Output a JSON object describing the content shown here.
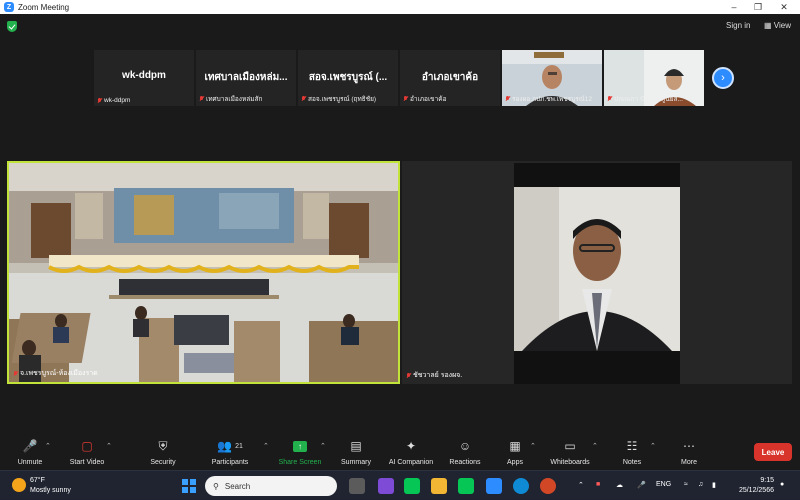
{
  "window": {
    "title": "Zoom Meeting",
    "app_letter": "Z"
  },
  "topbar": {
    "sign_in": "Sign in",
    "view": "View"
  },
  "strip": {
    "tiles": [
      {
        "big": "wk-ddpm",
        "label": "wk-ddpm"
      },
      {
        "big": "เทศบาลเมืองหล่ม...",
        "label": "เทศบาลเมืองหล่มสัก"
      },
      {
        "big": "สอจ.เพชรบูรณ์ (...",
        "label": "สอจ.เพชรบูรณ์ (ฤทธิชัย)"
      },
      {
        "big": "อำเภอเขาค้อ",
        "label": "อำเภอเขาค้อ"
      },
      {
        "big": "",
        "label": "รองผอ.กปภ.ชพ.เพชรบูรณ์12"
      },
      {
        "big": "",
        "label": "ปณณภา บัญญัติ ศูนย์ส..."
      }
    ]
  },
  "videos": {
    "left_label": "จ.เพชรบูรณ์-ห้องเมืองราด",
    "right_label": "ชัชวาลย์ รองผจ."
  },
  "toolbar": {
    "unmute": "Unmute",
    "start_video": "Start Video",
    "security": "Security",
    "participants": "Participants",
    "participants_count": "21",
    "share_screen": "Share Screen",
    "summary": "Summary",
    "ai_companion": "AI Companion",
    "reactions": "Reactions",
    "apps": "Apps",
    "whiteboards": "Whiteboards",
    "notes": "Notes",
    "more": "More",
    "leave": "Leave"
  },
  "taskbar": {
    "weather_temp": "67°F",
    "weather_desc": "Mostly sunny",
    "search_placeholder": "Search",
    "lang": "ENG",
    "time": "9:15",
    "date": "25/12/2566"
  },
  "colors": {
    "accent": "#2d8cff",
    "active_speaker": "#c2e33a",
    "leave": "#d9342b",
    "share": "#23b14d"
  }
}
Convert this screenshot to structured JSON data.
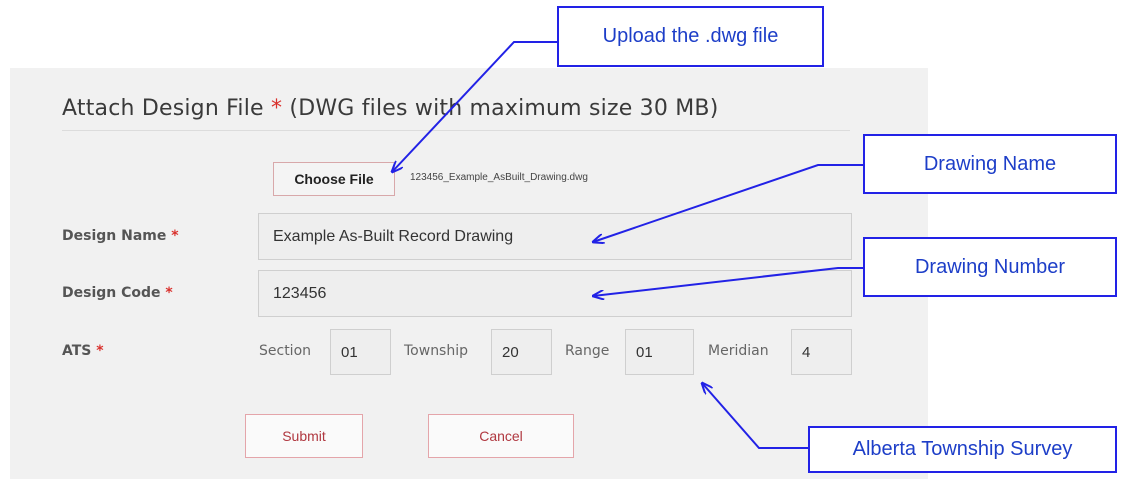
{
  "form": {
    "title": "Attach Design File",
    "title_required": "*",
    "title_note": "(DWG files with maximum size 30 MB)",
    "choose_file_label": "Choose File",
    "selected_file": "123456_Example_AsBuilt_Drawing.dwg",
    "design_name_label": "Design Name",
    "design_name_value": "Example As-Built Record Drawing",
    "design_code_label": "Design Code",
    "design_code_value": "123456",
    "ats_label": "ATS",
    "required_mark": "*",
    "ats": {
      "section_label": "Section",
      "section_value": "01",
      "township_label": "Township",
      "township_value": "20",
      "range_label": "Range",
      "range_value": "01",
      "meridian_label": "Meridian",
      "meridian_value": "4"
    },
    "submit_label": "Submit",
    "cancel_label": "Cancel"
  },
  "annotations": {
    "upload": "Upload the .dwg file",
    "drawing_name": "Drawing Name",
    "drawing_number": "Drawing Number",
    "ats_survey": "Alberta Township Survey"
  },
  "colors": {
    "required": "#d9302c",
    "annotation_border": "#2222e6",
    "annotation_text": "#1d3ec8",
    "button_border": "#e4a5aa"
  }
}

::::

#### Short task
Give the data above again in full and unchanged, skipping the pictures.

#### Full answer
Output a JSON object describing the content shown here.
{
  "window": {
    "title": "Zoom Meeting",
    "app_letter": "Z"
  },
  "topbar": {
    "sign_in": "Sign in",
    "view": "View"
  },
  "strip": {
    "tiles": [
      {
        "big": "wk-ddpm",
        "label": "wk-ddpm"
      },
      {
        "big": "เทศบาลเมืองหล่ม...",
        "label": "เทศบาลเมืองหล่มสัก"
      },
      {
        "big": "สอจ.เพชรบูรณ์ (...",
        "label": "สอจ.เพชรบูรณ์ (ฤทธิชัย)"
      },
      {
        "big": "อำเภอเขาค้อ",
        "label": "อำเภอเขาค้อ"
      },
      {
        "big": "",
        "label": "รองผอ.กปภ.ชพ.เพชรบูรณ์12"
      },
      {
        "big": "",
        "label": "ปณณภา บัญญัติ ศูนย์ส..."
      }
    ]
  },
  "videos": {
    "left_label": "จ.เพชรบูรณ์-ห้องเมืองราด",
    "right_label": "ชัชวาลย์ รองผจ."
  },
  "toolbar": {
    "unmute": "Unmute",
    "start_video": "Start Video",
    "security": "Security",
    "participants": "Participants",
    "participants_count": "21",
    "share_screen": "Share Screen",
    "summary": "Summary",
    "ai_companion": "AI Companion",
    "reactions": "Reactions",
    "apps": "Apps",
    "whiteboards": "Whiteboards",
    "notes": "Notes",
    "more": "More",
    "leave": "Leave"
  },
  "taskbar": {
    "weather_temp": "67°F",
    "weather_desc": "Mostly sunny",
    "search_placeholder": "Search",
    "lang": "ENG",
    "time": "9:15",
    "date": "25/12/2566"
  },
  "colors": {
    "accent": "#2d8cff",
    "active_speaker": "#c2e33a",
    "leave": "#d9342b",
    "share": "#23b14d"
  }
}
Convert this screenshot to structured JSON data.
{
  "form": {
    "title": "Attach Design File",
    "title_required": "*",
    "title_note": "(DWG files with maximum size 30 MB)",
    "choose_file_label": "Choose File",
    "selected_file": "123456_Example_AsBuilt_Drawing.dwg",
    "design_name_label": "Design Name",
    "design_name_value": "Example As-Built Record Drawing",
    "design_code_label": "Design Code",
    "design_code_value": "123456",
    "ats_label": "ATS",
    "required_mark": "*",
    "ats": {
      "section_label": "Section",
      "section_value": "01",
      "township_label": "Township",
      "township_value": "20",
      "range_label": "Range",
      "range_value": "01",
      "meridian_label": "Meridian",
      "meridian_value": "4"
    },
    "submit_label": "Submit",
    "cancel_label": "Cancel"
  },
  "annotations": {
    "upload": "Upload the .dwg file",
    "drawing_name": "Drawing Name",
    "drawing_number": "Drawing Number",
    "ats_survey": "Alberta Township Survey"
  },
  "colors": {
    "required": "#d9302c",
    "annotation_border": "#2222e6",
    "annotation_text": "#1d3ec8",
    "button_border": "#e4a5aa"
  }
}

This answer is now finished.